### PROBLEM DETAILS
Check each line below for the word "mită", and copy those that have it.

(Raw records)
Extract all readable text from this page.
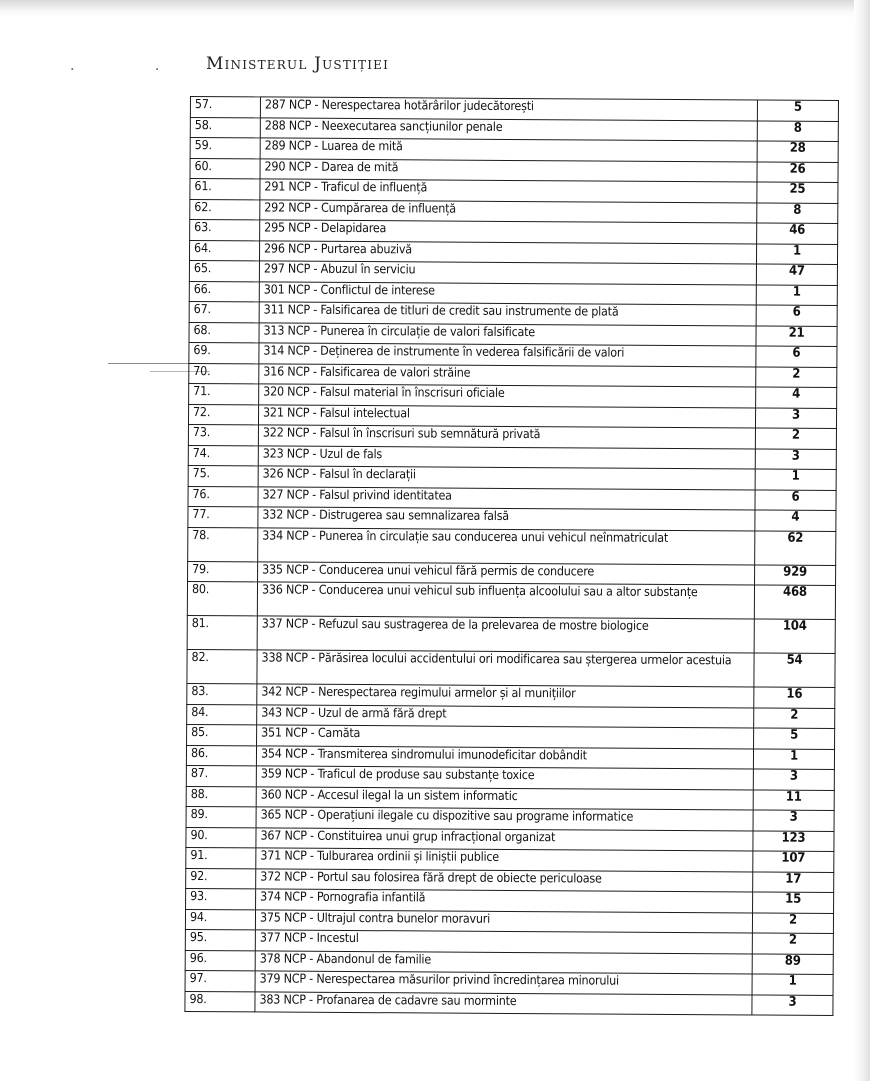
. . Ministerul Justiției
57.	287 NCP - Nerespectarea hotărârilor judecătorești	5
58.	288 NCP - Neexecutarea sancțiunilor penale	8
59.	289 NCP - Luarea de mită	28
60.	290 NCP - Darea de mită	26
61.	291 NCP - Traficul de influență	25
62.	292 NCP - Cumpărarea de influență	8
63.	295 NCP - Delapidarea	46
64.	296 NCP - Purtarea abuzivă	1
65.	297 NCP - Abuzul în serviciu	47
66.	301 NCP - Conflictul de interese	1
67.	311 NCP - Falsificarea de titluri de credit sau instrumente de plată	6
68.	313 NCP - Punerea în circulație de valori falsificate	21
69.	314 NCP - Deținerea de instrumente în vederea falsificării de valori	6
70.	316 NCP - Falsificarea de valori străine	2
71.	320 NCP - Falsul material în înscrisuri oficiale	4
72.	321 NCP - Falsul intelectual	3
73.	322 NCP - Falsul în înscrisuri sub semnătură privată	2
74.	323 NCP - Uzul de fals	3
75.	326 NCP - Falsul în declarații	1
76.	327 NCP - Falsul privind identitatea	6
77.	332 NCP - Distrugerea sau semnalizarea falsă	4
78.	334 NCP - Punerea în circulație sau conducerea unui vehicul neînmatriculat	62
79.	335 NCP - Conducerea unui vehicul fără permis de conducere	929
80.	336 NCP - Conducerea unui vehicul sub influența alcoolului sau a altor substanțe	468
81.	337 NCP - Refuzul sau sustragerea de la prelevarea de mostre biologice	104
82.	338 NCP - Părăsirea locului accidentului ori modificarea sau ștergerea urmelor acestuia	54
83.	342 NCP - Nerespectarea regimului armelor și al munițiilor	16
84.	343 NCP - Uzul de armă fără drept	2
85.	351 NCP - Camăta	5
86.	354 NCP - Transmiterea sindromului imunodeficitar dobândit	1
87.	359 NCP - Traficul de produse sau substanțe toxice	3
88.	360 NCP - Accesul ilegal la un sistem informatic	11
89.	365 NCP - Operațiuni ilegale cu dispozitive sau programe informatice	3
90.	367 NCP - Constituirea unui grup infracțional organizat	123
91.	371 NCP - Tulburarea ordinii și liniștii publice	107
92.	372 NCP - Portul sau folosirea fără drept de obiecte periculoase	17
93.	374 NCP - Pornografia infantilă	15
94.	375 NCP - Ultrajul contra bunelor moravuri	2
95.	377 NCP - Incestul	2
96.	378 NCP - Abandonul de familie	89
97.	379 NCP - Nerespectarea măsurilor privind încredințarea minorului	1
98.	383 NCP - Profanarea de cadavre sau morminte	3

### TASK RESPONSE
59.	289 NCP - Luarea de mită	28
60.	290 NCP - Darea de mită	26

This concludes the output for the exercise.